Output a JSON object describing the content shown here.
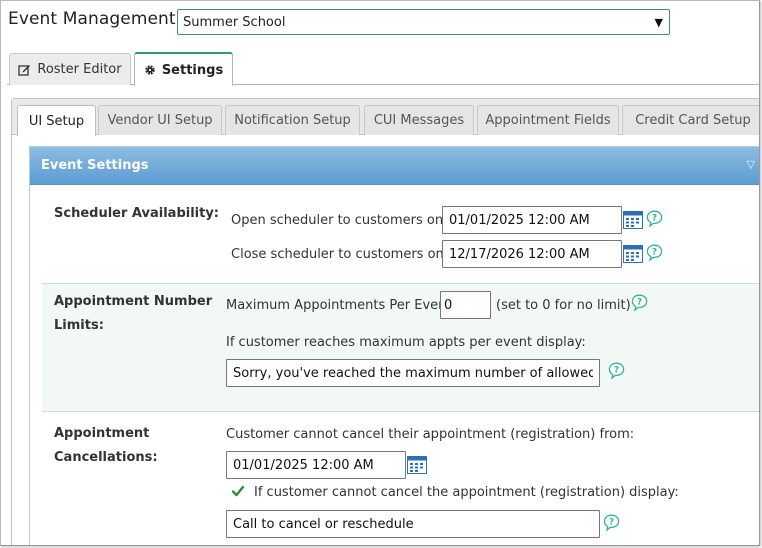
{
  "header": {
    "label": "Event Management:",
    "selected_event": "Summer School"
  },
  "outer_tabs": {
    "roster_label": "Roster Editor",
    "settings_label": "Settings"
  },
  "inner_tabs": [
    "UI Setup",
    "Vendor UI Setup",
    "Notification Setup",
    "CUI Messages",
    "Appointment Fields",
    "Credit Card Setup"
  ],
  "panel": {
    "title": "Event Settings"
  },
  "scheduler": {
    "label": "Scheduler Availability:",
    "open_label": "Open scheduler to customers on:",
    "open_value": "01/01/2025 12:00 AM",
    "close_label": "Close scheduler to customers on:",
    "close_value": "12/17/2026 12:00 AM"
  },
  "limits": {
    "label_line1": "Appointment Number",
    "label_line2": "Limits:",
    "max_label": "Maximum Appointments Per Event:",
    "max_value": "0",
    "max_hint": "(set to 0 for no limit)",
    "display_label": "If customer reaches maximum appts per event display:",
    "display_value": "Sorry, you've reached the maximum number of allowed appointments"
  },
  "cancellations": {
    "label_line1": "Appointment",
    "label_line2": "Cancellations:",
    "from_label": "Customer cannot cancel their appointment (registration) from:",
    "from_value": "01/01/2025 12:00 AM",
    "checkbox_label": "If customer cannot cancel the appointment (registration) display:",
    "checkbox_checked": true,
    "display_value": "Call to cancel or reschedule"
  },
  "colors": {
    "accent_green": "#2c9a6b",
    "panel_header": "#6aa5d8",
    "section_tint": "#f1f8f5",
    "help_icon": "#2fb39c",
    "calendar_icon": "#2f6fb3"
  }
}
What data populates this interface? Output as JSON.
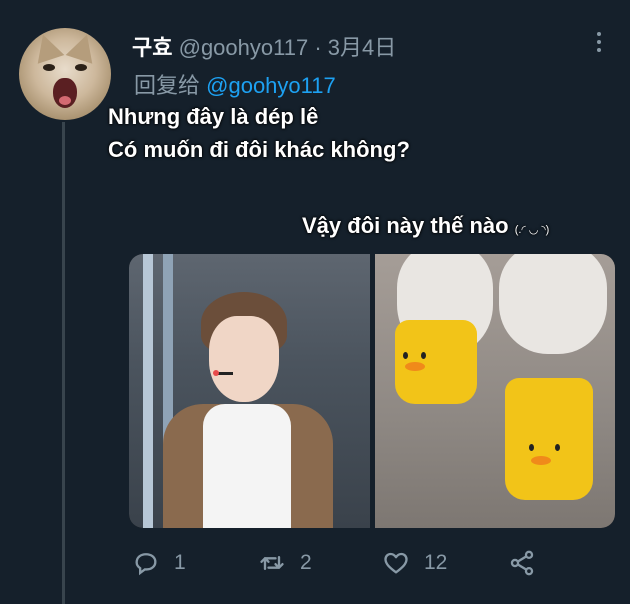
{
  "tweet": {
    "display_name": "구효",
    "handle": "@goohyo117",
    "separator": "·",
    "date": "3月4日",
    "reply_prefix": "回复给",
    "reply_target": "@goohyo117"
  },
  "overlay": {
    "line1": "Nhưng đây là dép lê",
    "line2": "Có muốn đi đôi khác không?",
    "line3": "Vậy đôi này thế nào",
    "kaomoji": "(.◜ ◡ ◝)"
  },
  "actions": {
    "replies": "1",
    "retweets": "2",
    "likes": "12"
  },
  "icons": {
    "reply": "speech-bubble-icon",
    "retweet": "retweet-icon",
    "like": "heart-icon",
    "share": "share-icon",
    "more": "more-vertical-icon"
  },
  "colors": {
    "background": "#15202b",
    "text": "#ffffff",
    "muted": "#8899a6",
    "link": "#1da1f2",
    "line": "#38444d"
  }
}
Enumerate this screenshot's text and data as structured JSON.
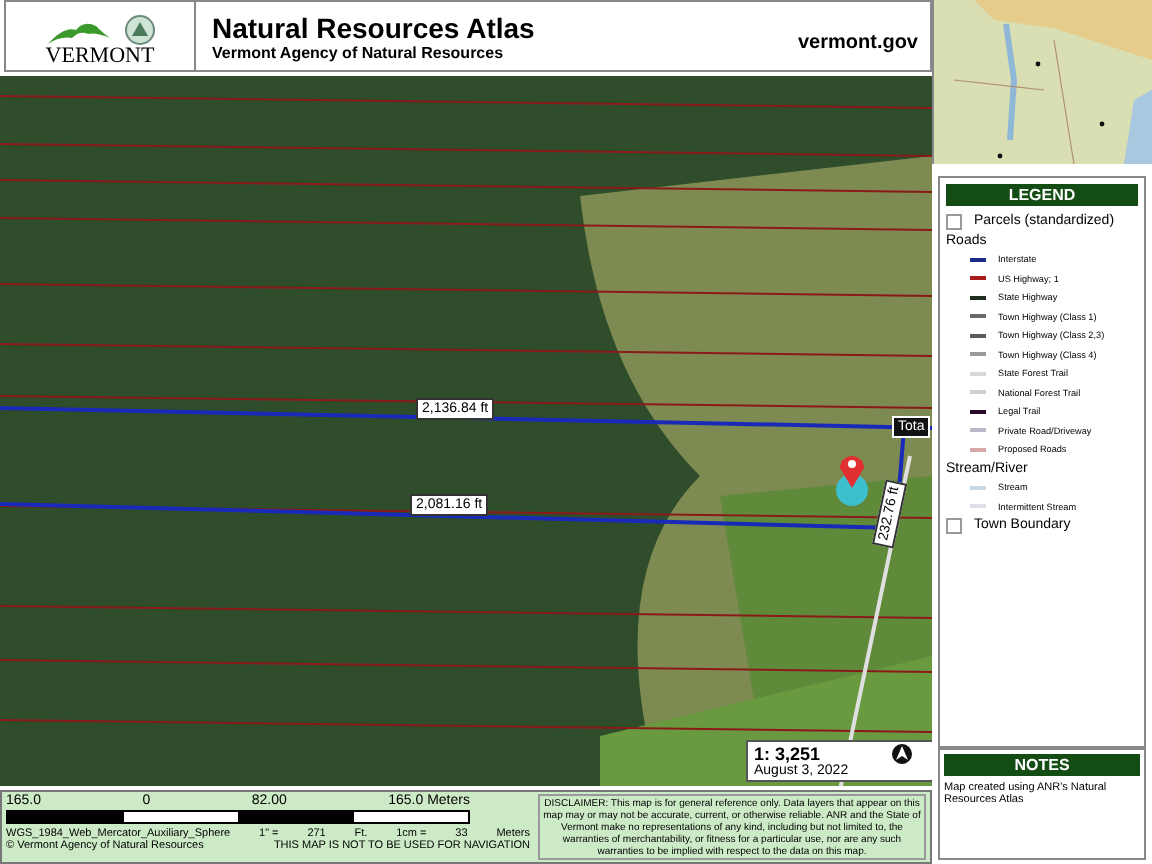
{
  "header": {
    "logo_text": "VERMONT",
    "title": "Natural Resources Atlas",
    "subtitle": "Vermont Agency of Natural Resources",
    "site": "vermont.gov"
  },
  "map": {
    "measurements": [
      {
        "kind": "horizontal",
        "label": "2,136.84 ft"
      },
      {
        "kind": "horizontal",
        "label": "2,081.16 ft"
      },
      {
        "kind": "vertical",
        "label": "232.76 ft"
      },
      {
        "kind": "total",
        "label": "Tota"
      }
    ],
    "scale": "1: 3,251",
    "date": "August 3, 2022"
  },
  "legend": {
    "title": "LEGEND",
    "items": [
      {
        "kind": "box",
        "label": "Parcels (standardized)",
        "checked": false
      },
      {
        "kind": "heading",
        "label": "Roads"
      },
      {
        "kind": "line",
        "label": "Interstate",
        "color": "#1c2a8a"
      },
      {
        "kind": "line",
        "label": "US Highway; 1",
        "color": "#a81c1c"
      },
      {
        "kind": "line",
        "label": "State Highway",
        "color": "#1e2e1e"
      },
      {
        "kind": "line",
        "label": "Town Highway (Class 1)",
        "color": "#6a6a6a"
      },
      {
        "kind": "line",
        "label": "Town Highway (Class 2,3)",
        "color": "#5a5a5a"
      },
      {
        "kind": "line",
        "label": "Town Highway (Class 4)",
        "color": "#9a9a9a"
      },
      {
        "kind": "line",
        "label": "State Forest Trail",
        "color": "#d8d8d8"
      },
      {
        "kind": "line",
        "label": "National Forest Trail",
        "color": "#d0d0d0"
      },
      {
        "kind": "line",
        "label": "Legal Trail",
        "color": "#2a0a2a"
      },
      {
        "kind": "line",
        "label": "Private Road/Driveway",
        "color": "#b8b8c8"
      },
      {
        "kind": "line",
        "label": "Proposed Roads",
        "color": "#d8a8a8"
      },
      {
        "kind": "heading",
        "label": "Stream/River"
      },
      {
        "kind": "line",
        "label": "Stream",
        "color": "#c8d8e8"
      },
      {
        "kind": "line",
        "label": "Intermittent Stream",
        "color": "#e0e0e8"
      },
      {
        "kind": "box",
        "label": "Town Boundary",
        "checked": false
      }
    ]
  },
  "footer": {
    "scale_labels": [
      "165.0",
      "0",
      "82.00",
      "165.0 Meters"
    ],
    "projection": "WGS_1984_Web_Mercator_Auxiliary_Sphere",
    "inch_ratio": [
      "1\" =",
      "271",
      "Ft."
    ],
    "cm_ratio": [
      "1cm =",
      "33",
      "Meters"
    ],
    "copyright": "© Vermont Agency of Natural Resources",
    "warning": "THIS MAP IS NOT TO BE USED FOR NAVIGATION",
    "disclaimer": "DISCLAIMER: This map is for general reference only. Data layers that appear on this map may or may not be accurate, current, or otherwise reliable. ANR and the State of Vermont make no representations of any kind, including but not limited to, the warranties of merchantability, or fitness for a particular use, nor are any such warranties to be implied with respect to the data on this map."
  },
  "notes": {
    "title": "NOTES",
    "text": "Map created using ANR's Natural Resources Atlas"
  }
}
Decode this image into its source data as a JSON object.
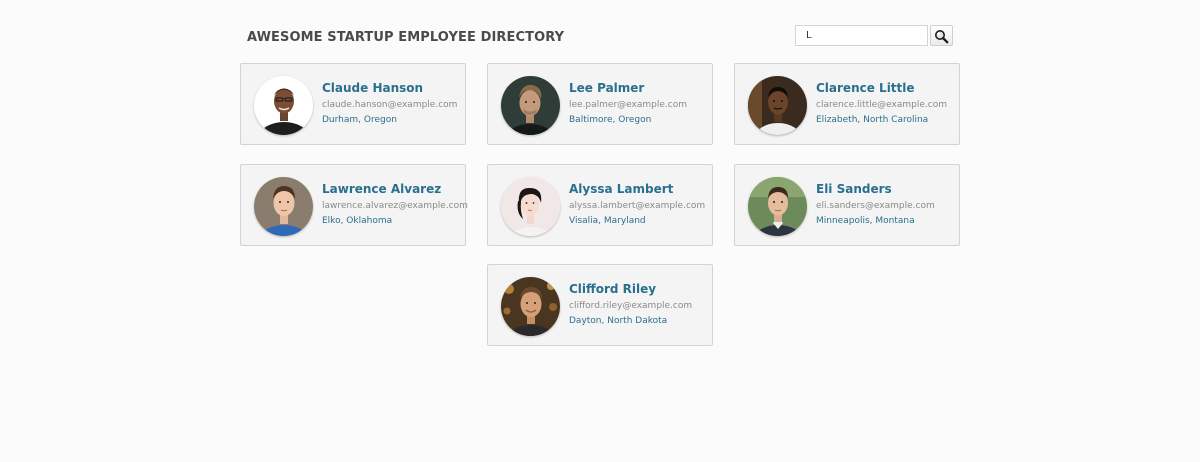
{
  "header": {
    "title": "AWESOME STARTUP EMPLOYEE DIRECTORY"
  },
  "search": {
    "value": "L",
    "button_icon": "magnifier-icon"
  },
  "colors": {
    "name": "#2a6f8e",
    "email": "#8a8a8a",
    "card_bg": "#f4f4f4",
    "card_border": "#d3d3d3",
    "page_bg": "#fbfbfb"
  },
  "employees": [
    {
      "name": "Claude Hanson",
      "email": "claude.hanson@example.com",
      "location": "Durham, Oregon"
    },
    {
      "name": "Lee Palmer",
      "email": "lee.palmer@example.com",
      "location": "Baltimore, Oregon"
    },
    {
      "name": "Clarence Little",
      "email": "clarence.little@example.com",
      "location": "Elizabeth, North Carolina"
    },
    {
      "name": "Lawrence Alvarez",
      "email": "lawrence.alvarez@example.com",
      "location": "Elko, Oklahoma"
    },
    {
      "name": "Alyssa Lambert",
      "email": "alyssa.lambert@example.com",
      "location": "Visalia, Maryland"
    },
    {
      "name": "Eli Sanders",
      "email": "eli.sanders@example.com",
      "location": "Minneapolis, Montana"
    },
    {
      "name": "Clifford Riley",
      "email": "clifford.riley@example.com",
      "location": "Dayton, North Dakota"
    }
  ]
}
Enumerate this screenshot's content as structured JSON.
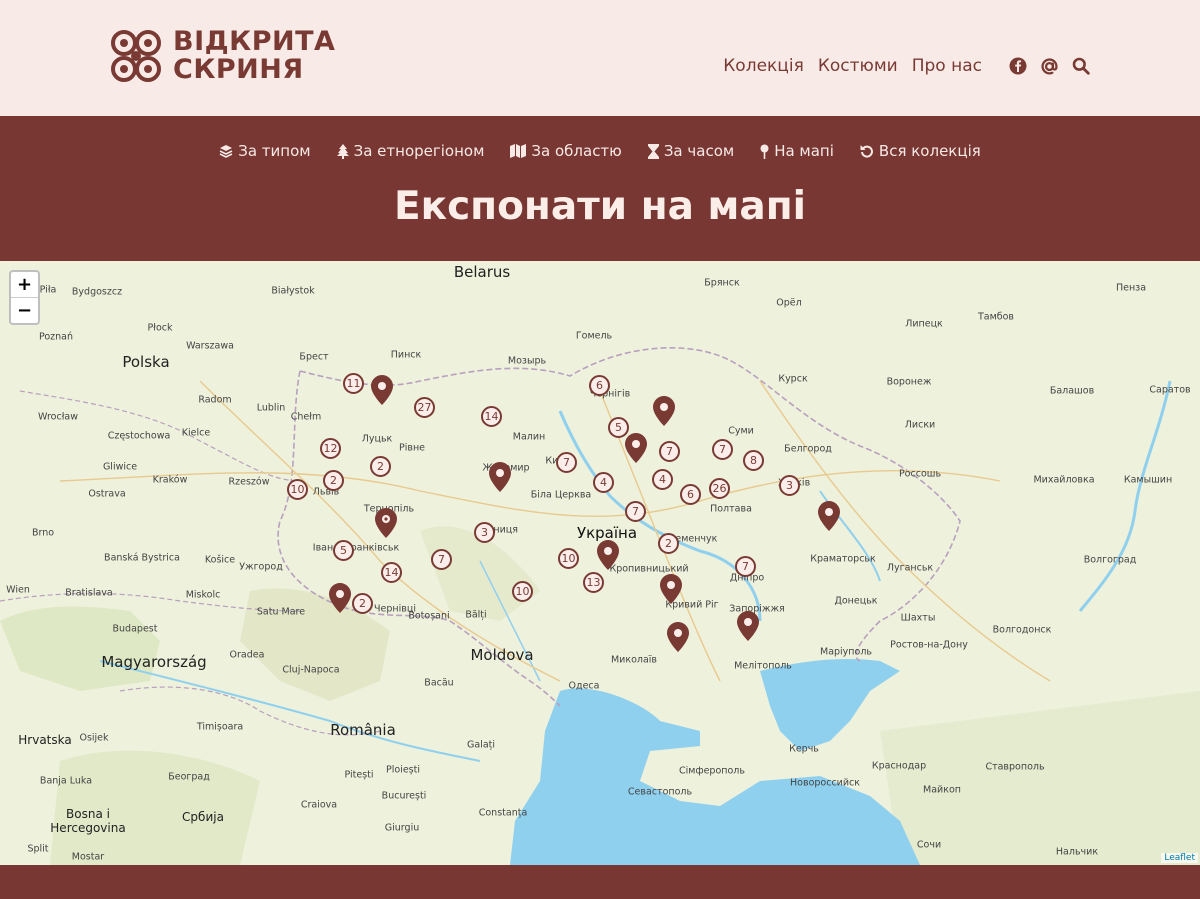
{
  "brand": {
    "line1": "ВІДКРИТА",
    "line2": "СКРИНЯ",
    "color": "#7a3a34"
  },
  "topnav": {
    "links": [
      "Колекція",
      "Костюми",
      "Про нас"
    ],
    "icons": [
      "facebook-icon",
      "at-icon",
      "search-icon"
    ]
  },
  "catnav": {
    "items": [
      {
        "label": "За типом",
        "icon": "layers-icon"
      },
      {
        "label": "За етнорегіоном",
        "icon": "tree-icon"
      },
      {
        "label": "За областю",
        "icon": "map-icon"
      },
      {
        "label": "За часом",
        "icon": "hourglass-icon"
      },
      {
        "label": "На мапі",
        "icon": "map-pin-icon"
      },
      {
        "label": "Вся колекція",
        "icon": "undo-icon"
      }
    ]
  },
  "page_title": "Експонати на мапі",
  "map": {
    "zoom_in": "+",
    "zoom_out": "−",
    "attribution": "Leaflet",
    "colors": {
      "land": "#eef1dc",
      "sea": "#8fd0ef",
      "accent": "#783733",
      "cluster_fill": "#fbeeea"
    },
    "labels": {
      "countries": [
        "Belarus",
        "Polska",
        "Україна",
        "Moldova",
        "Magyarország",
        "România",
        "Hrvatska",
        "Bosna i Hercegovina",
        "Србија"
      ],
      "cities": [
        "Брянск",
        "Орёл",
        "Пенза",
        "Тамбов",
        "Липецк",
        "Курск",
        "Воронеж",
        "Саратов",
        "Балашов",
        "Белгород",
        "Лиски",
        "Россошь",
        "Михайловка",
        "Камышин",
        "Волгоград",
        "Краматорськ",
        "Луганськ",
        "Донецьк",
        "Шахты",
        "Волгодонск",
        "Ростов-на-Дону",
        "Маріуполь",
        "Мелітополь",
        "Запоріжжя",
        "Кривий Ріг",
        "Кропивницький",
        "Полтава",
        "Суми",
        "Миколаїв",
        "Одеса",
        "Сімферополь",
        "Севастополь",
        "Керчь",
        "Новороссийск",
        "Краснодар",
        "Ставрополь",
        "Майкоп",
        "Сочи",
        "Нальчик",
        "Гомель",
        "Мозырь",
        "Пинск",
        "Брест",
        "Białystok",
        "Warszawa",
        "Radom",
        "Lublin",
        "Chełm",
        "Kielce",
        "Częstochowa",
        "Kraków",
        "Rzeszów",
        "Gliwice",
        "Ostrava",
        "Brno",
        "Wien",
        "Bratislava",
        "Banská Bystrica",
        "Košice",
        "Miskolc",
        "Budapest",
        "Ужгород",
        "Satu Mare",
        "Oradea",
        "Cluj-Napoca",
        "Bacău",
        "Botoșani",
        "Bălți",
        "Galați",
        "Timișoara",
        "București",
        "Craiova",
        "Pitești",
        "Ploiești",
        "Constanța",
        "Giurgiu",
        "Београд",
        "Osijek",
        "Banja Luka",
        "Split",
        "Mostar",
        "Bydgoszcz",
        "Piła",
        "Poznań",
        "Płock",
        "Wrocław",
        "Луцьк",
        "Рівне",
        "Львів",
        "Тернопіль",
        "Івано-Франківськ",
        "Житомир",
        "Малин",
        "Біла Церква",
        "Вінниця",
        "Чернівці",
        "Київ",
        "Чернігів",
        "Дніпро",
        "Харків",
        "Кременчук"
      ]
    },
    "clusters": [
      11,
      27,
      14,
      6,
      5,
      7,
      7,
      8,
      12,
      2,
      10,
      2,
      7,
      4,
      4,
      6,
      26,
      3,
      7,
      3,
      2,
      5,
      14,
      7,
      10,
      13,
      7,
      2,
      10
    ],
    "markers": [
      "Ковель",
      "Суми-захід",
      "Київ",
      "Житомир",
      "Тернопіль",
      "Луганськ",
      "Кропивницький",
      "Кривий Ріг",
      "Мукачево-Карпати",
      "Нікополь",
      "Запоріжжя"
    ]
  }
}
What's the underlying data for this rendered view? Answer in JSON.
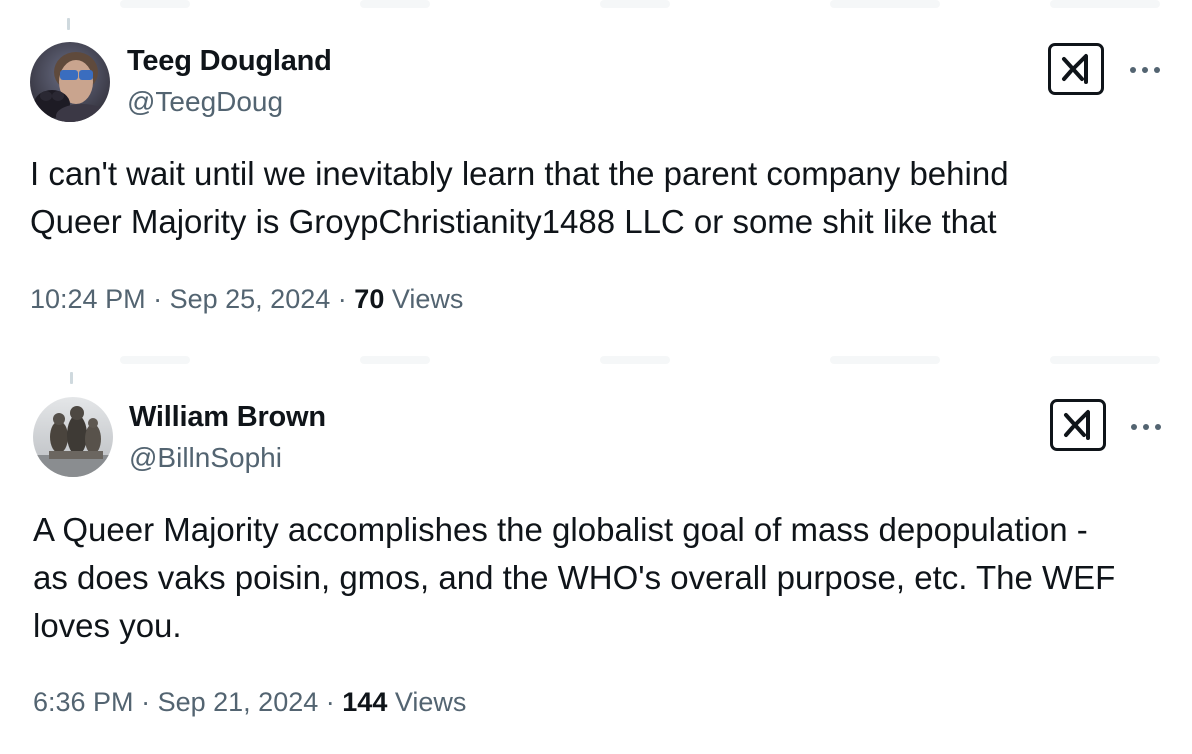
{
  "tweets": [
    {
      "author_name": "Teeg Dougland",
      "handle": "@TeegDoug",
      "text": "I can't wait until we inevitably learn that the parent company behind\nQueer Majority is GroypChristianity1488 LLC or some shit like that",
      "time": "10:24 PM",
      "separator": "·",
      "date": "Sep 25, 2024",
      "views_count": "70",
      "views_label": "Views"
    },
    {
      "author_name": "William Brown",
      "handle": "@BillnSophi",
      "text": "A Queer Majority accomplishes the globalist goal of mass depopulation -\nas does vaks poisin, gmos, and the WHO's overall purpose, etc.  The WEF\nloves you.",
      "time": "6:36 PM",
      "separator": "·",
      "date": "Sep 21, 2024",
      "views_count": "144",
      "views_label": "Views"
    }
  ],
  "icons": {
    "grok": "grok-icon",
    "more": "more-horizontal-icon"
  },
  "colors": {
    "text_primary": "#0f1419",
    "text_secondary": "#536471",
    "thread_line": "#cfd9de"
  }
}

++++++++

Written problem =
Look over the listing. Pull out every line with the string "Majority" in it.

Written answer =
      "text": "I can't wait until we inevitably learn that the parent company behind\nQueer Majority is GroypChristianity1488 LLC or some shit like that",
      "text": "A Queer Majority accomplishes the globalist goal of mass depopulation -\nas does vaks poisin, gmos, and the WHO's overall purpose, etc.  The WEF\nloves you.",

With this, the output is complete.